What this task involves
Each entry below is to be given again word for word, with no pictures.

Records supplied
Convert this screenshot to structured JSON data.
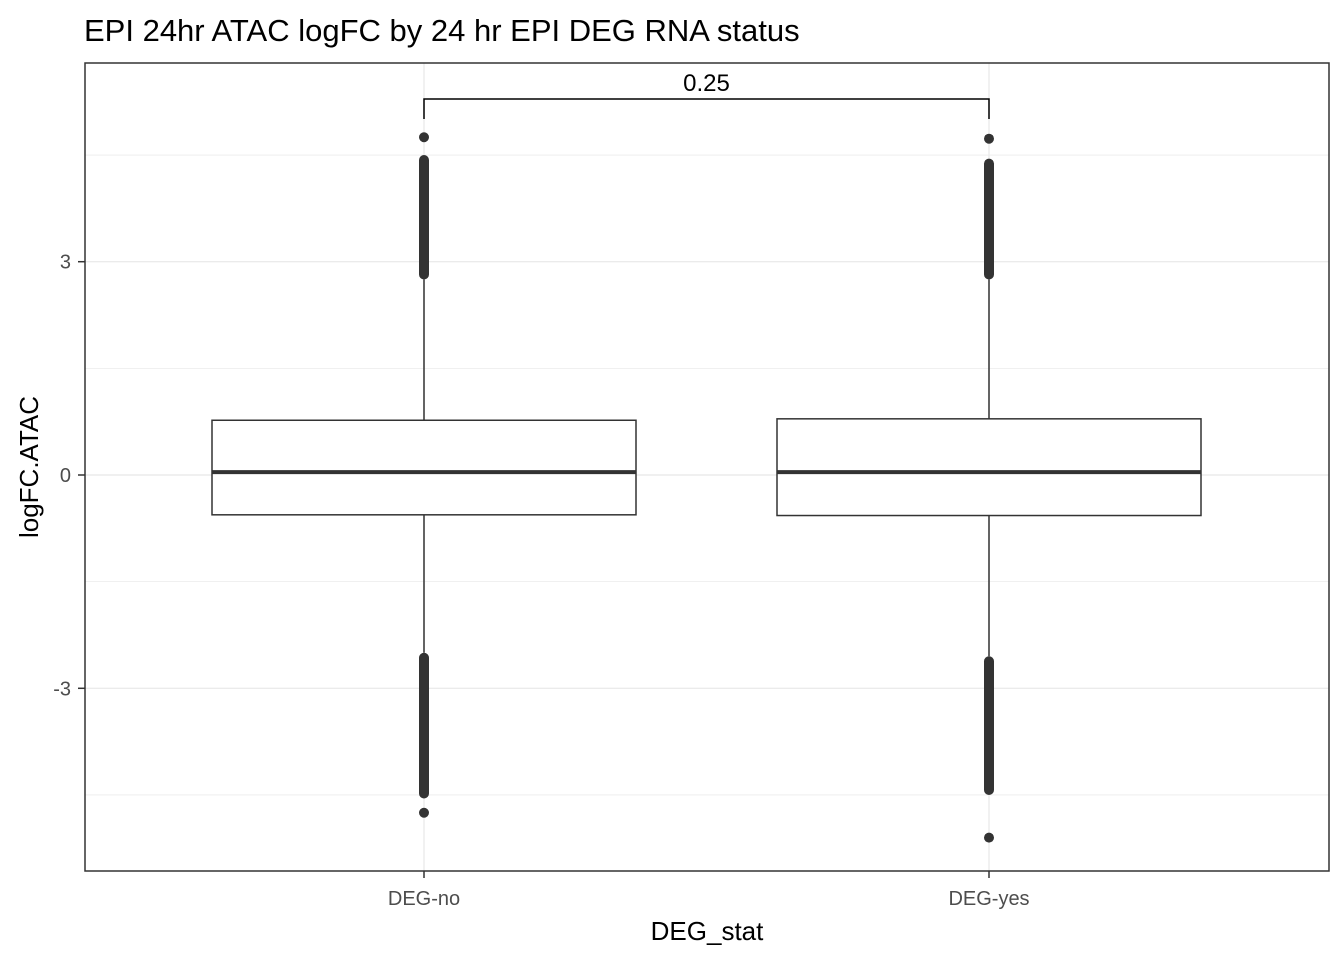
{
  "chart_data": {
    "type": "box",
    "title": "EPI 24hr ATAC logFC by 24 hr EPI DEG RNA status",
    "xlabel": "DEG_stat",
    "ylabel": "logFC.ATAC",
    "categories": [
      "DEG-no",
      "DEG-yes"
    ],
    "yticks": [
      -3,
      0,
      3
    ],
    "ylim": [
      -5.6,
      5.8
    ],
    "grid": true,
    "boxes": [
      {
        "category": "DEG-no",
        "q1": -0.56,
        "median": 0.04,
        "q3": 0.77,
        "whisker_low": -2.5,
        "whisker_high": 2.75,
        "outliers_low_range": [
          -4.55,
          -2.5
        ],
        "outliers_low_extra": [
          -4.75
        ],
        "outliers_high_range": [
          2.75,
          4.5
        ],
        "outliers_high_extra": [
          4.75
        ]
      },
      {
        "category": "DEG-yes",
        "q1": -0.57,
        "median": 0.04,
        "q3": 0.79,
        "whisker_low": -2.55,
        "whisker_high": 2.75,
        "outliers_low_range": [
          -4.5,
          -2.55
        ],
        "outliers_low_extra": [
          -5.1
        ],
        "outliers_high_range": [
          2.75,
          4.45
        ],
        "outliers_high_extra": [
          4.73
        ]
      }
    ],
    "comparison": {
      "groups": [
        "DEG-no",
        "DEG-yes"
      ],
      "label": "0.25"
    },
    "colors": {
      "box_stroke": "#333333",
      "points": "#333333",
      "grid": "#ebebeb",
      "panel_border": "#333333",
      "tick_text": "#4d4d4d"
    }
  }
}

Complete output
Convert this screenshot to structured JSON data.
{
  "chart_data": {
    "type": "box",
    "title": "EPI 24hr ATAC logFC by 24 hr EPI DEG RNA status",
    "xlabel": "DEG_stat",
    "ylabel": "logFC.ATAC",
    "categories": [
      "DEG-no",
      "DEG-yes"
    ],
    "yticks": [
      -3,
      0,
      3
    ],
    "ylim": [
      -5.6,
      5.8
    ],
    "grid": true,
    "boxes": [
      {
        "category": "DEG-no",
        "q1": -0.56,
        "median": 0.04,
        "q3": 0.77,
        "whisker_low": -2.5,
        "whisker_high": 2.75,
        "outliers_low_range": [
          -4.55,
          -2.5
        ],
        "outliers_low_extra": [
          -4.75
        ],
        "outliers_high_range": [
          2.75,
          4.5
        ],
        "outliers_high_extra": [
          4.75
        ]
      },
      {
        "category": "DEG-yes",
        "q1": -0.57,
        "median": 0.04,
        "q3": 0.79,
        "whisker_low": -2.55,
        "whisker_high": 2.75,
        "outliers_low_range": [
          -4.5,
          -2.55
        ],
        "outliers_low_extra": [
          -5.1
        ],
        "outliers_high_range": [
          2.75,
          4.45
        ],
        "outliers_high_extra": [
          4.73
        ]
      }
    ],
    "comparison": {
      "groups": [
        "DEG-no",
        "DEG-yes"
      ],
      "label": "0.25"
    },
    "colors": {
      "box_stroke": "#333333",
      "points": "#333333",
      "grid": "#ebebeb",
      "panel_border": "#333333",
      "tick_text": "#4d4d4d"
    }
  }
}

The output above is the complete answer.